Dr. James Nye is Bibliographer for Southern Asia and Director of the Digital South Asia Library at the University of Chicago. He trained as a classical Indologist with an emphasis on medieval Sanskrit literature. His most recent externally funded projects focus on early gramophone recordings, maps from the colonial Survey of India, dictionaries for South Asian languages, the South Asia Union Catalogue, endangered Urdu periodicals and nineteen-century postcards from India. He holds graduate degrees from Yale University, the University of Pennsylvania, and the University of Wisconsin, Madison. He has been Chair or the South Asia Microform Project for nine of the past twenty-two years. He recently completed thirteen-years of service as Director of the University’s South Asia Language and Area Centre and a three-year term as Director of the South Asia Language Resource Centre, both of which are U. S. National Resource Centres.

A prolific writer Dr. Nye has authored four books. His last publication focuses on the role of the University of Chicago in the formation of the Roja Muthiah Research Library in Chennai.

Dr. Nye has a natural flair for languages and besides being a specialist in Sanskrit, he is well versed in Urdu and Hindi as well. He is especially knowledgeable in medieval Indian texts, the Puranas and the Upapuranas. His contribution towards the documenting of source material in South Asian studies has been invaluable.

◆ ◆ ◆ ◆ ◆ ◆ ◆

### Given task
Reproduce the passage of the profile of Dr. James Nye starting at "A prolific writer" and ending at "has been invaluable.", word for word.

◆ ◆ ◆ ◆ ◆ ◆ ◆

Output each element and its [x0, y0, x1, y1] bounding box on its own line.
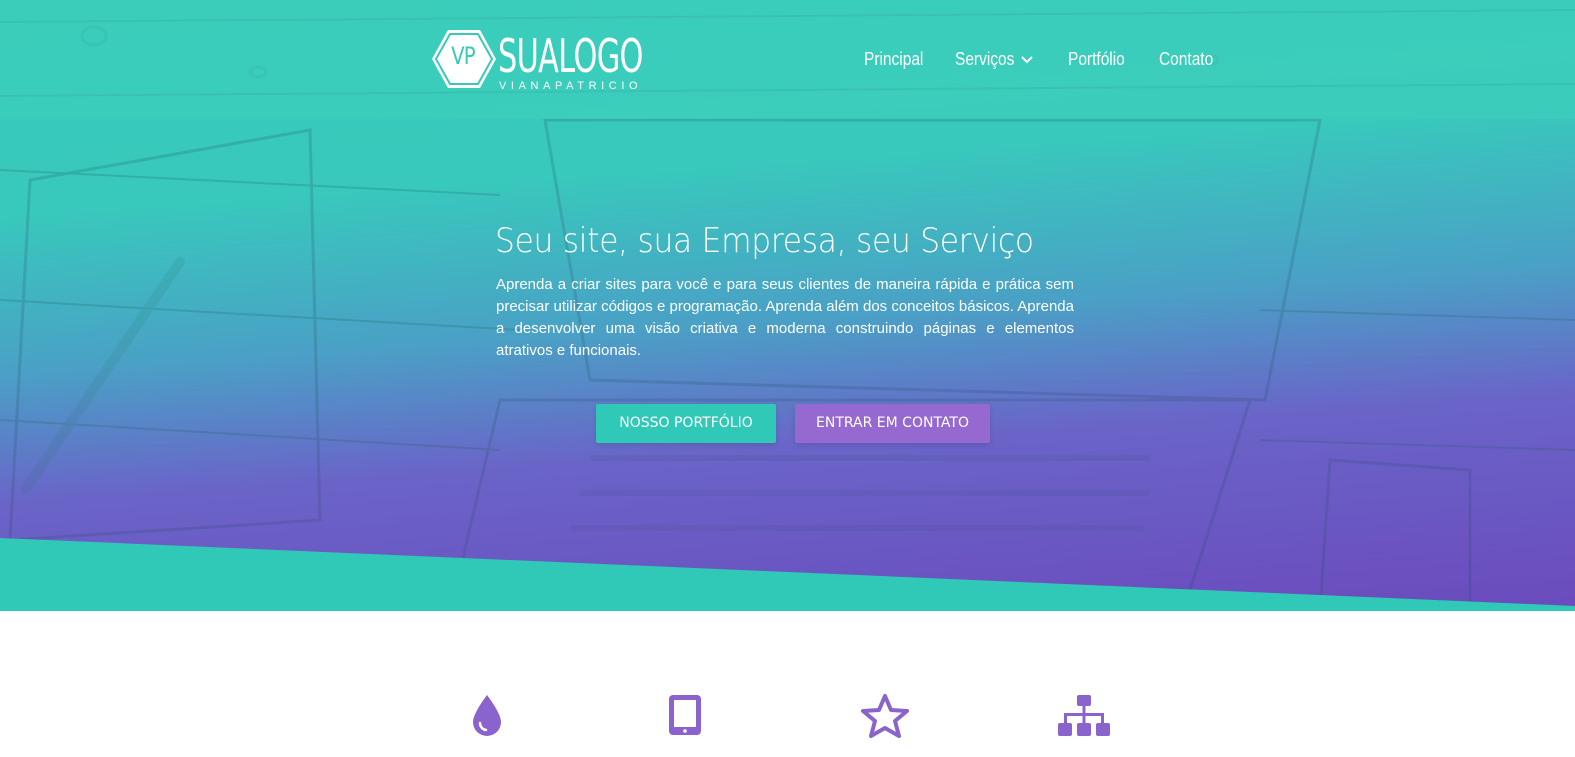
sitemap-icon	[1058, 695, 1110, 736]
nav-item-servicos[interactable]: Serviços	[955, 46, 1014, 72]
nav-item-contato[interactable]: Contato	[1159, 46, 1213, 72]
logo-name: SUALOGO	[498, 29, 643, 83]
tablet-icon	[669, 695, 701, 735]
portfolio-button[interactable]: NOSSO PORTFÓLIO	[596, 404, 776, 443]
hero-description: Aprenda a criar sites para você e para s…	[496, 276, 1074, 359]
hero-title: Seu site, sua Empresa, seu Serviço	[495, 221, 1034, 261]
nav-item-principal[interactable]: Principal	[864, 46, 923, 72]
chevron-down-icon[interactable]	[1020, 54, 1034, 66]
logo-tagline: VIANAPATRICIO	[499, 80, 643, 92]
nav-item-portfolio[interactable]: Portfólio	[1068, 46, 1125, 72]
logo-initials: VP	[451, 42, 476, 70]
contact-button[interactable]: ENTRAR EM CONTATO	[795, 404, 990, 443]
drop-icon	[473, 695, 501, 736]
star-icon	[861, 694, 909, 738]
site-logo[interactable]: VP SUALOGO VIANAPATRICIO	[431, 28, 651, 98]
hero-section: VP SUALOGO VIANAPATRICIO Principal Servi…	[0, 0, 1575, 611]
features-section	[0, 611, 1575, 757]
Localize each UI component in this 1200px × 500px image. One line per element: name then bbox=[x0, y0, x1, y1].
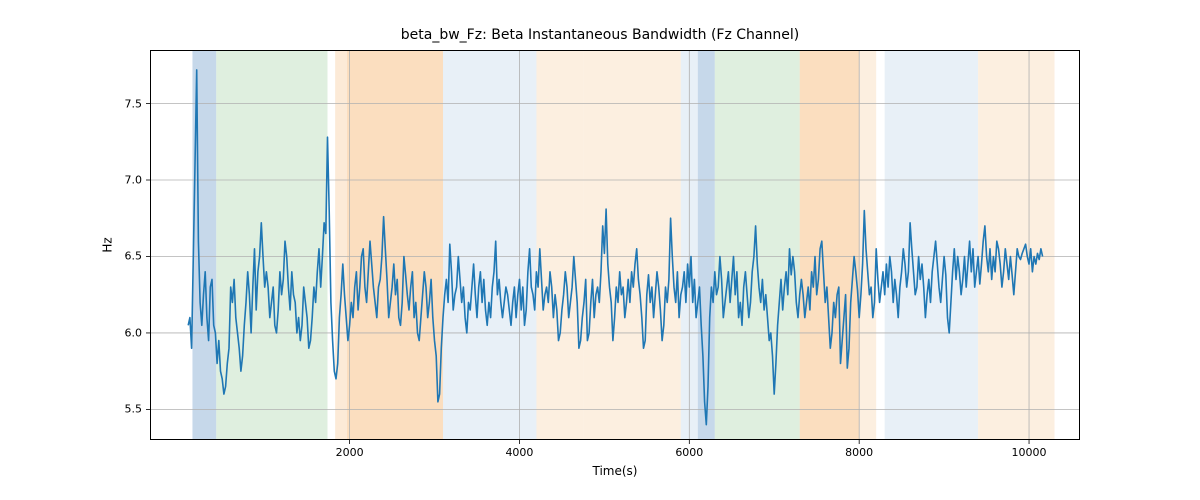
condition-band bbox=[583, 50, 681, 440]
x-tick-label: 8000 bbox=[845, 446, 873, 459]
x-tick-label: 6000 bbox=[675, 446, 703, 459]
y-tick-label: 6.5 bbox=[125, 250, 143, 263]
condition-band bbox=[715, 50, 800, 440]
condition-band bbox=[443, 50, 536, 440]
y-axis-label-text: Hz bbox=[101, 237, 115, 252]
condition-band bbox=[698, 50, 715, 440]
condition-band bbox=[335, 50, 347, 440]
condition-band bbox=[800, 50, 859, 440]
condition-band bbox=[885, 50, 978, 440]
y-tick-label: 7.5 bbox=[125, 97, 143, 110]
condition-band bbox=[216, 50, 327, 440]
condition-band bbox=[347, 50, 443, 440]
condition-band bbox=[536, 50, 583, 440]
chart-figure: beta_bw_Fz: Beta Instantaneous Bandwidth… bbox=[0, 0, 1200, 500]
chart-svg bbox=[150, 50, 1080, 440]
condition-band bbox=[859, 50, 876, 440]
y-tick-label: 5.5 bbox=[125, 403, 143, 416]
x-tick-label: 2000 bbox=[336, 446, 364, 459]
chart-title: beta_bw_Fz: Beta Instantaneous Bandwidth… bbox=[0, 27, 1200, 43]
condition-band bbox=[978, 50, 1054, 440]
x-axis-label: Time(s) bbox=[150, 464, 1080, 478]
x-tick-label: 4000 bbox=[505, 446, 533, 459]
chart-axes bbox=[150, 50, 1080, 440]
y-tick-label: 7.0 bbox=[125, 174, 143, 187]
x-tick-label: 10000 bbox=[1012, 446, 1047, 459]
y-tick-label: 6.0 bbox=[125, 326, 143, 339]
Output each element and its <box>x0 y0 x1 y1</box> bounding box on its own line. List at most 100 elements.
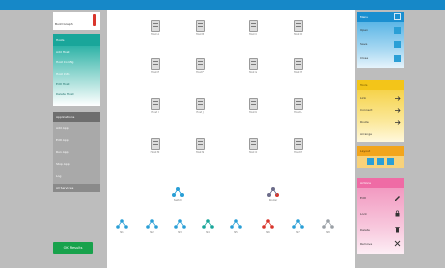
router-node[interactable]: Router <box>261 187 285 205</box>
host-node[interactable]: Host L <box>288 98 308 120</box>
list-item[interactable]: Edit Host <box>56 82 97 87</box>
network-icon <box>262 219 274 229</box>
save-icon <box>394 41 401 48</box>
top-bar <box>0 0 445 10</box>
network-node[interactable]: N3 <box>168 219 192 237</box>
layout-icon[interactable] <box>367 158 374 165</box>
list-item[interactable]: Add Host <box>56 50 97 55</box>
host-node[interactable]: Host I <box>145 98 165 120</box>
node-label: Host L <box>294 111 302 114</box>
server-icon <box>151 98 160 110</box>
network-icon <box>146 219 158 229</box>
tools-section-header[interactable]: Tools <box>357 80 404 90</box>
graph-header[interactable]: Build Graph <box>53 12 100 30</box>
network-node[interactable]: N7 <box>286 219 310 237</box>
list-item[interactable]: Lock <box>360 212 367 216</box>
server-icon <box>294 58 303 70</box>
apps-section-footer[interactable]: All Services <box>53 184 100 192</box>
node-label: Host O <box>248 151 258 154</box>
menu-section-body: Open Save Close <box>357 22 404 68</box>
list-item[interactable]: Run App <box>56 150 97 155</box>
list-item[interactable]: Arrange <box>360 132 372 136</box>
host-node[interactable]: Host E <box>145 58 165 80</box>
host-node[interactable]: Host J <box>190 98 210 120</box>
list-item[interactable]: Stop App <box>56 162 97 167</box>
close-icon <box>394 55 401 62</box>
node-label: N2 <box>150 231 154 234</box>
network-node[interactable]: N8 <box>316 219 340 237</box>
node-label: Host M <box>150 151 160 154</box>
close-icon <box>394 240 401 247</box>
network-node[interactable]: N6 <box>256 219 280 237</box>
node-label: Host N <box>195 151 205 154</box>
host-node[interactable]: Host K <box>243 98 263 120</box>
network-node[interactable]: N5 <box>224 219 248 237</box>
host-node[interactable]: Host D <box>288 20 308 42</box>
list-item[interactable]: Link <box>360 96 366 100</box>
network-icon <box>230 219 242 229</box>
list-item[interactable]: Delete Host <box>56 92 97 97</box>
host-node[interactable]: Host C <box>243 20 263 42</box>
host-node[interactable]: Host F <box>190 58 210 80</box>
host-node[interactable]: Host O <box>243 138 263 160</box>
network-node[interactable]: N4 <box>196 219 220 237</box>
menu-section-title: Menu <box>360 15 369 19</box>
list-item[interactable]: Save <box>360 42 367 46</box>
server-icon <box>151 20 160 32</box>
layout-icon[interactable] <box>377 158 384 165</box>
switch-node[interactable]: Switch <box>166 187 190 205</box>
menu-section-header[interactable]: Menu <box>357 12 404 22</box>
network-icon <box>116 219 128 229</box>
host-node[interactable]: Host B <box>190 20 210 42</box>
server-icon <box>249 98 258 110</box>
host-node[interactable]: Host N <box>190 138 210 160</box>
hosts-section-header[interactable]: Hosts <box>53 34 100 46</box>
host-node[interactable]: Host P <box>288 138 308 160</box>
list-item[interactable]: Log <box>56 174 97 179</box>
list-item[interactable]: Edit App <box>56 138 97 143</box>
server-icon <box>249 138 258 150</box>
host-node[interactable]: Host A <box>145 20 165 42</box>
list-item[interactable]: Close <box>360 56 368 60</box>
server-icon <box>249 58 258 70</box>
network-node[interactable]: N1 <box>110 219 134 237</box>
list-item[interactable]: Remove <box>360 242 372 246</box>
list-item[interactable]: Delete <box>360 228 370 232</box>
open-icon <box>394 27 401 34</box>
server-icon <box>151 138 160 150</box>
host-node[interactable]: Host M <box>145 138 165 160</box>
host-node[interactable]: Host H <box>288 58 308 80</box>
network-icon <box>322 219 334 229</box>
list-item[interactable]: Add App <box>56 126 97 131</box>
flag-icon <box>93 14 96 26</box>
apps-footer-label: All Services <box>56 186 74 190</box>
graph-header-label: Build Graph <box>55 22 73 26</box>
actions-section-header[interactable]: Actions <box>357 178 404 188</box>
node-label: N7 <box>296 231 300 234</box>
node-label: Host C <box>248 33 258 36</box>
host-node[interactable]: Host G <box>243 58 263 80</box>
node-label: Host K <box>248 111 258 114</box>
apps-section-body: Add App Edit App Run App Stop App Log <box>53 122 100 184</box>
list-item[interactable]: Connect <box>360 108 372 112</box>
node-label: Host I <box>151 111 159 114</box>
server-icon <box>294 138 303 150</box>
apps-section-header[interactable]: Applications <box>53 112 100 122</box>
list-item[interactable]: Host Config <box>56 60 97 65</box>
ok-button[interactable]: OK Results <box>53 242 93 254</box>
list-item[interactable]: Host Info <box>56 72 97 77</box>
server-icon <box>294 98 303 110</box>
layout-icon[interactable] <box>387 158 394 165</box>
network-node[interactable]: N2 <box>140 219 164 237</box>
list-item[interactable]: Route <box>360 120 369 124</box>
node-label: Host F <box>196 71 204 74</box>
list-item[interactable]: Edit <box>360 196 366 200</box>
hosts-section-title: Hosts <box>56 38 65 42</box>
actions-section-title: Actions <box>360 181 371 185</box>
layout-section-header[interactable]: Layout <box>357 146 404 156</box>
server-icon <box>196 20 205 32</box>
node-label: N5 <box>234 231 238 234</box>
list-item[interactable]: Open <box>360 28 368 32</box>
network-icon <box>202 219 214 229</box>
server-icon <box>196 98 205 110</box>
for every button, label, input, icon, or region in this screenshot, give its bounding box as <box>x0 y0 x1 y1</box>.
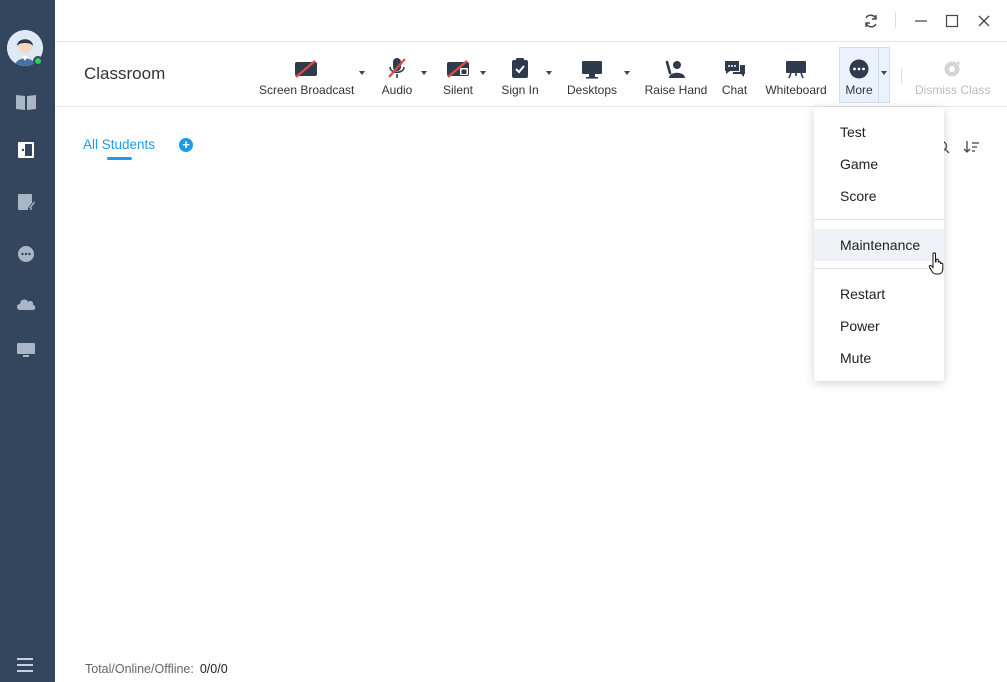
menu-item-maintenance[interactable]: Maintenance <box>814 229 944 261</box>
maximize-icon[interactable] <box>941 10 963 32</box>
more-dropdown-menu: Test Game Score Maintenance Restart Powe… <box>814 107 944 381</box>
chat-bubbles-icon <box>724 61 745 77</box>
toolbar-divider <box>901 69 902 83</box>
sort-icon[interactable] <box>963 140 981 154</box>
homework-edit-icon[interactable] <box>14 191 38 213</box>
more-ellipsis-icon <box>849 59 869 79</box>
dismiss-class-button[interactable]: Dismiss Class <box>915 49 991 101</box>
more-button[interactable]: More <box>839 49 879 101</box>
hand-pointer-cursor-icon <box>928 252 944 276</box>
message-icon[interactable] <box>14 243 38 265</box>
chat-button[interactable]: Chat <box>717 49 752 101</box>
menu-item-restart[interactable]: Restart <box>814 278 944 310</box>
menu-item-test[interactable]: Test <box>814 116 944 148</box>
silent-lock-icon <box>447 60 469 78</box>
screen-broadcast-icon <box>295 60 317 78</box>
cloud-icon[interactable] <box>14 292 38 314</box>
online-status-dot <box>33 56 43 66</box>
desktops-caret-icon[interactable] <box>624 71 630 75</box>
raise-hand-button[interactable]: Raise Hand <box>644 49 708 101</box>
menu-hamburger-icon[interactable] <box>17 658 33 672</box>
tab-all-students[interactable]: All Students <box>83 137 155 152</box>
menu-item-score[interactable]: Score <box>814 180 944 212</box>
minimize-icon[interactable] <box>910 10 932 32</box>
whiteboard-label: Whiteboard <box>765 83 827 97</box>
audio-button[interactable]: Audio <box>377 49 417 101</box>
menu-divider <box>814 219 944 220</box>
screen-broadcast-caret-icon[interactable] <box>359 71 365 75</box>
audio-label: Audio <box>381 83 413 97</box>
menu-item-game[interactable]: Game <box>814 148 944 180</box>
chat-label: Chat <box>721 83 748 97</box>
dismiss-class-icon <box>944 61 960 77</box>
audio-muted-icon <box>388 58 406 78</box>
silent-button[interactable]: Silent <box>439 49 477 101</box>
footer-label: Total/Online/Offline: <box>85 662 194 676</box>
monitor-icon[interactable] <box>14 339 38 361</box>
toolbar: Classroom Screen Broadcast Audio Silent … <box>55 43 1007 107</box>
menu-divider <box>814 268 944 269</box>
raise-hand-icon <box>665 60 685 78</box>
sign-in-caret-icon[interactable] <box>546 71 552 75</box>
sign-in-button[interactable]: Sign In <box>498 49 542 101</box>
screen-broadcast-button[interactable]: Screen Broadcast <box>259 49 355 101</box>
title-bar-divider <box>895 12 896 28</box>
footer-counts: 0/0/0 <box>199 662 228 676</box>
silent-label: Silent <box>442 83 474 97</box>
audio-caret-icon[interactable] <box>421 71 427 75</box>
menu-item-power[interactable]: Power <box>814 310 944 342</box>
sidebar <box>0 0 55 682</box>
student-count-footer: Total/Online/Offline: 0/0/0 <box>85 662 228 676</box>
tab-active-indicator <box>107 157 132 160</box>
more-caret-icon[interactable] <box>881 71 887 75</box>
silent-caret-icon[interactable] <box>480 71 486 75</box>
screen-broadcast-label: Screen Broadcast <box>259 83 355 97</box>
more-label: More <box>845 83 873 97</box>
raise-hand-label: Raise Hand <box>644 83 708 97</box>
whiteboard-button[interactable]: Whiteboard <box>761 49 831 101</box>
add-group-button[interactable]: + <box>179 138 193 152</box>
page-title: Classroom <box>84 64 166 83</box>
desktops-monitor-icon <box>582 61 602 79</box>
sign-in-label: Sign In <box>501 83 539 97</box>
more-caret-button[interactable] <box>879 47 890 103</box>
menu-item-mute[interactable]: Mute <box>814 342 944 374</box>
classroom-door-icon[interactable] <box>14 139 38 161</box>
book-icon[interactable] <box>14 91 38 113</box>
refresh-icon[interactable] <box>860 10 882 32</box>
title-bar <box>55 0 1007 42</box>
desktops-button[interactable]: Desktops <box>565 49 619 101</box>
desktops-label: Desktops <box>566 83 618 97</box>
sign-in-clipboard-icon <box>512 58 528 78</box>
close-icon[interactable] <box>973 10 995 32</box>
dismiss-class-label: Dismiss Class <box>915 83 991 97</box>
whiteboard-icon <box>786 61 806 79</box>
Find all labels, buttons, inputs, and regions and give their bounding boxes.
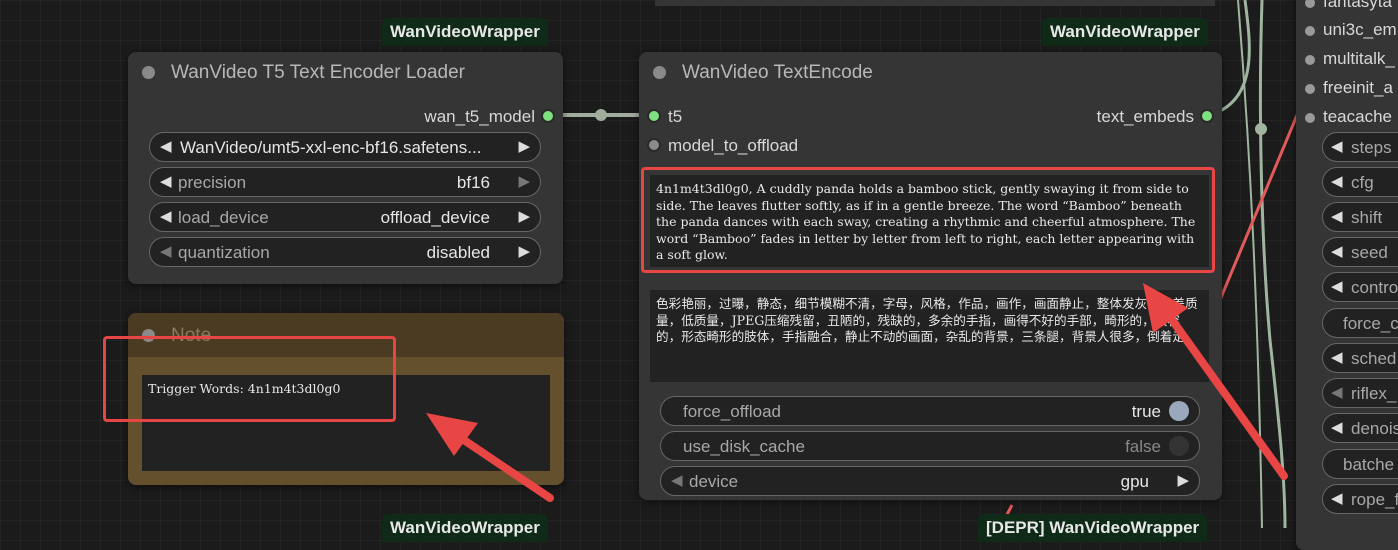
annotation-arrows (426, 283, 1288, 502)
arrow-to-note-icon (426, 413, 554, 502)
arrow-to-prompt-icon (1143, 283, 1288, 480)
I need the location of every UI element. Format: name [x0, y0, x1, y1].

◆ ◆ ◆ ◆ ◆ ◆ ◆

### The result
A prolific writer Dr. Nye has authored four books. His last publication focuses on the role of the University of Chicago in the formation of the Roja Muthiah Research Library in Chennai.

Dr. Nye has a natural flair for languages and besides being a specialist in Sanskrit, he is well versed in Urdu and Hindi as well. He is especially knowledgeable in medieval Indian texts, the Puranas and the Upapuranas. His contribution towards the documenting of source material in South Asian studies has been invaluable.